### Short problem:
Return all of the lines below exactly as they are.

### Extracted information:
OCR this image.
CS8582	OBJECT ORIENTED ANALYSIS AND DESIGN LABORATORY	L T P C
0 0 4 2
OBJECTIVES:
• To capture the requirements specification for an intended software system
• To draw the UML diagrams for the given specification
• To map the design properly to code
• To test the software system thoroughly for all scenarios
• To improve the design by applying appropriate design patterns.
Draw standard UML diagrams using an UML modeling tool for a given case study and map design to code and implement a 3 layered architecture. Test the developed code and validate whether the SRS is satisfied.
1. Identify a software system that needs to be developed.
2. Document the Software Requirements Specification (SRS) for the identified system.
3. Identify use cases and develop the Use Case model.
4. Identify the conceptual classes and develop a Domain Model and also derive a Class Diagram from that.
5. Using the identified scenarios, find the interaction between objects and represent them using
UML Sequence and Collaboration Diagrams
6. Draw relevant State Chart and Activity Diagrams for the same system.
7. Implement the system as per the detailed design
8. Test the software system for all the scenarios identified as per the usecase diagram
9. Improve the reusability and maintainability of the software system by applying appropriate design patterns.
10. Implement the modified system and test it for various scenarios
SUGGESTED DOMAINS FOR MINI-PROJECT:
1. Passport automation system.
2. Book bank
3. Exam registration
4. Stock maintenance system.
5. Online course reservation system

### In response:
OCR this image.
CS8582	OBJECT ORIENTED ANALYSIS AND DESIGN LABORATORY	L T P C
0 0 4 2
OBJECTIVES:
• To capture the requirements specification for an intended software system
• To draw the UML diagrams for the given specification
• To map the design properly to code
• To test the software system thoroughly for all scenarios
• To improve the design by applying appropriate design patterns.
Draw standard UML diagrams using an UML modeling tool for a given case study and map design to code and implement a 3 layered architecture. Test the developed code and validate whether the SRS is satisfied.
1. Identify a software system that needs to be developed.
2. Document the Software Requirements Specification (SRS) for the identified system.
3. Identify use cases and develop the Use Case model.
4. Identify the conceptual classes and develop a Domain Model and also derive a Class Diagram from that.
5. Using the identified scenarios, find the interaction between objects and represent them using
UML Sequence and Collaboration Diagrams
6. Draw relevant State Chart and Activity Diagrams for the same system.
7. Implement the system as per the detailed design
8. Test the software system for all the scenarios identified as per the usecase diagram
9. Improve the reusability and maintainability of the software system by applying appropriate design patterns.
10. Implement the modified system and test it for various scenarios
SUGGESTED DOMAINS FOR MINI-PROJECT:
1. Passport automation system.
2. Book bank
3. Exam registration
4. Stock maintenance system.
5. Online course reservation system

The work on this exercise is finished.